-- Rows start --
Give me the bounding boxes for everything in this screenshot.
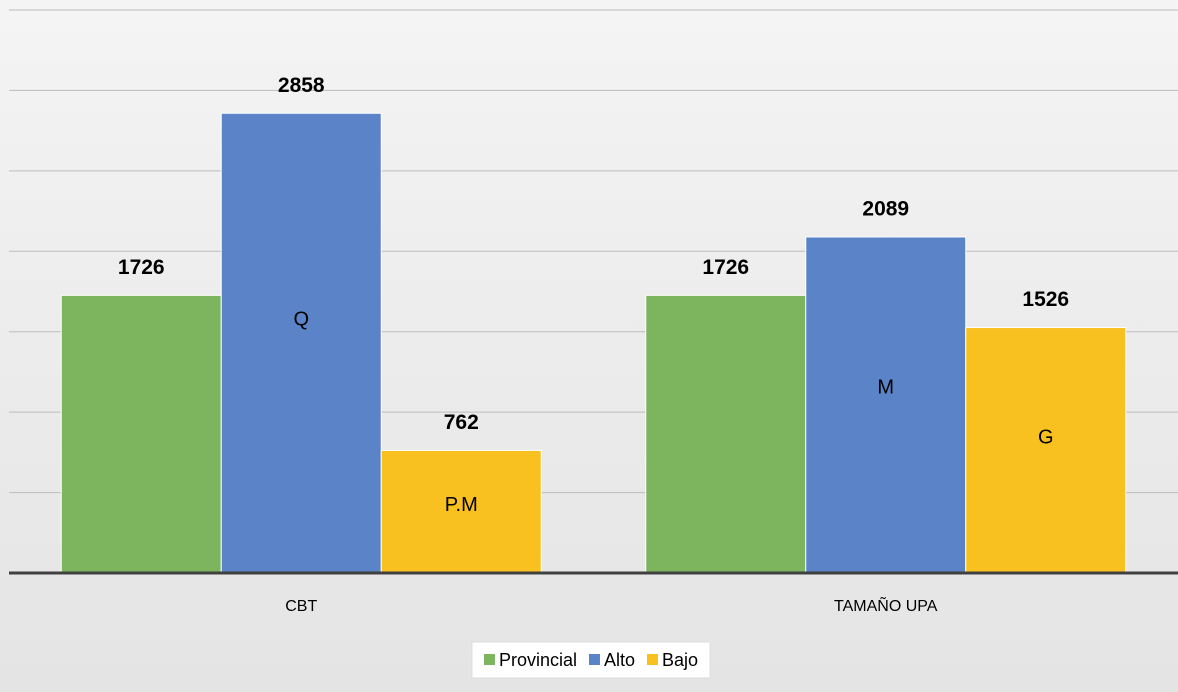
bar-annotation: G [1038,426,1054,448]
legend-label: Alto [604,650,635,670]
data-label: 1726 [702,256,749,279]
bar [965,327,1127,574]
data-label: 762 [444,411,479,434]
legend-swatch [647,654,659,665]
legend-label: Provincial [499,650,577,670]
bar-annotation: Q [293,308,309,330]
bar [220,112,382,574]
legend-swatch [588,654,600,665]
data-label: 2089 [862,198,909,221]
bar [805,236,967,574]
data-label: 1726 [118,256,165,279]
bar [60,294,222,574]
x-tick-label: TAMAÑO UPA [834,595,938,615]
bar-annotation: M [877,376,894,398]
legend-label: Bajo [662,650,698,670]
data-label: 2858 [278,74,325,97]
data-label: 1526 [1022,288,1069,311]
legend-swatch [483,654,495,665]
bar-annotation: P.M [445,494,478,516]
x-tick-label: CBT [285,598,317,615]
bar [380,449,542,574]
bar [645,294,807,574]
-- Rows end --
> [Set problem]:
Rewrite the records from the line containing "bar-annotation: G [1038,426,1054,448]" through the line containing "bar-annotation: M [877,376,894,398]", changing "legend-swatch" to "legend-marker" and keeping everything else the same.

> [Task response]:
bar-annotation: G [1038,426,1054,448]
legend-label: Alto [604,650,635,670]
data-label: 1726 [702,256,749,279]
bar [965,327,1127,574]
data-label: 762 [444,411,479,434]
legend-marker [647,654,659,665]
legend-label: Provincial [499,650,577,670]
bar-annotation: Q [293,308,309,330]
bar [220,112,382,574]
legend-marker [588,654,600,665]
data-label: 2089 [862,198,909,221]
bar [805,236,967,574]
data-label: 1726 [118,256,165,279]
bar [60,294,222,574]
x-tick-label: TAMAÑO UPA [834,595,938,615]
bar-annotation: M [877,376,894,398]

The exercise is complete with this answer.